- [RECORDS PROVIDED]
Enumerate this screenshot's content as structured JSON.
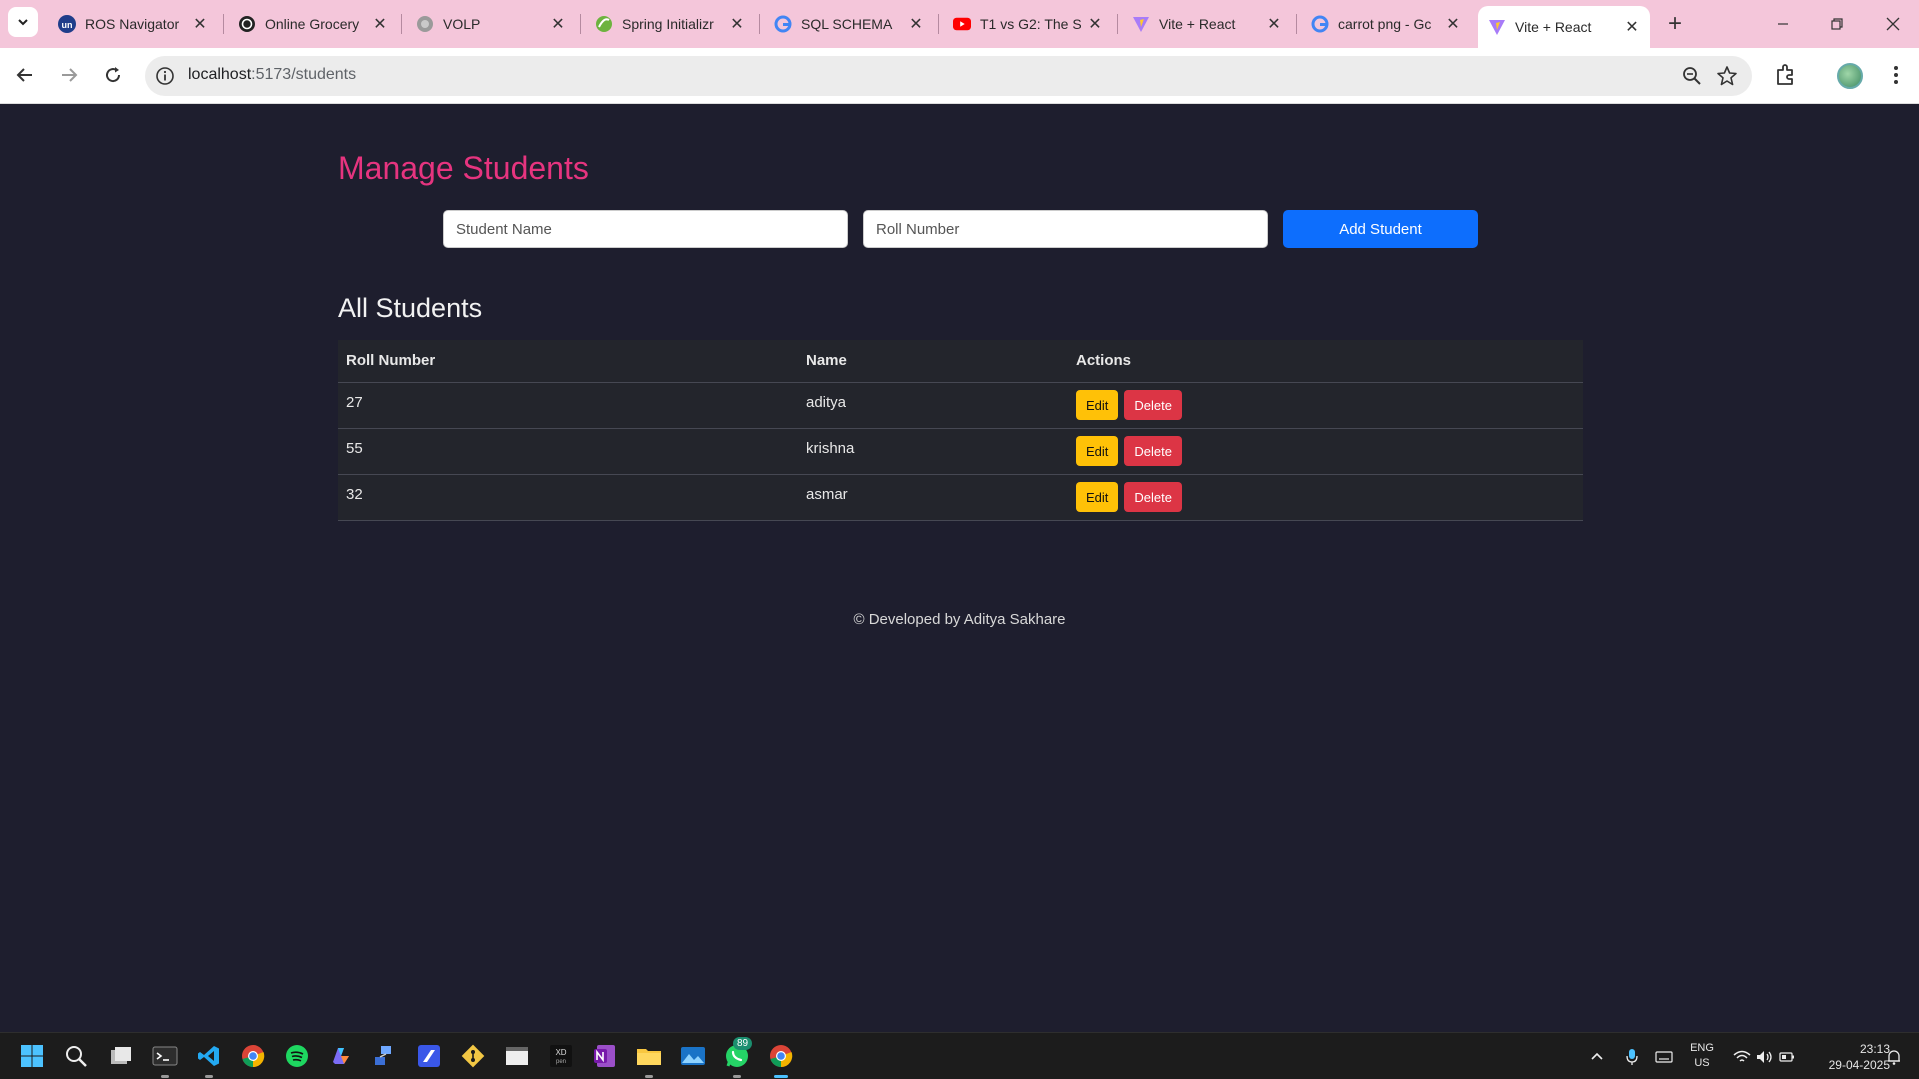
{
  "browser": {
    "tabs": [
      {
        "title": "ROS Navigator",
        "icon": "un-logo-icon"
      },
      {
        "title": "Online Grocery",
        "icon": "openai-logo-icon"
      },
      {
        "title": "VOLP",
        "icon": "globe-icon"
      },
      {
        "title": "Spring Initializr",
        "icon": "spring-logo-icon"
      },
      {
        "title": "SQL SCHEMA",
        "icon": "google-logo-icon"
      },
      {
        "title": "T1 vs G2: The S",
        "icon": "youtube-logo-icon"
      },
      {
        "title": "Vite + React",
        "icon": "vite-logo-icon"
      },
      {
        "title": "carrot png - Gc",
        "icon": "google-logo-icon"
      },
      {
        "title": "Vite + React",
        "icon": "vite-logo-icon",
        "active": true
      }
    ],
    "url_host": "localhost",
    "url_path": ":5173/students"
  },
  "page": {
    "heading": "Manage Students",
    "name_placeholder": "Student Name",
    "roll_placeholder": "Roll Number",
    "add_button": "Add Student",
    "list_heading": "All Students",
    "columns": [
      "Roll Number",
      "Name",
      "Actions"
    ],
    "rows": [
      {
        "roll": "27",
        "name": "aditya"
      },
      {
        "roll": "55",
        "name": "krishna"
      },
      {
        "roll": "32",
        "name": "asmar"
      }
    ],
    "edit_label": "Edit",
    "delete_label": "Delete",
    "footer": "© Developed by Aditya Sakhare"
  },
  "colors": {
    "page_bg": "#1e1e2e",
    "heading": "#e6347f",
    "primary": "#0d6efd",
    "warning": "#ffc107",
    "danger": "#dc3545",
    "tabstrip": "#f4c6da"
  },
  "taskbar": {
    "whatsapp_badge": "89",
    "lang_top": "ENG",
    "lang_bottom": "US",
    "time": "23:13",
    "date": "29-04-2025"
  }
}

- [TASK REQUIREMENTS] Identify and copy all lines with the word "Number".

- [ANSWER IN FULL]
    "roll_placeholder": "Roll Number",
      "Roll Number",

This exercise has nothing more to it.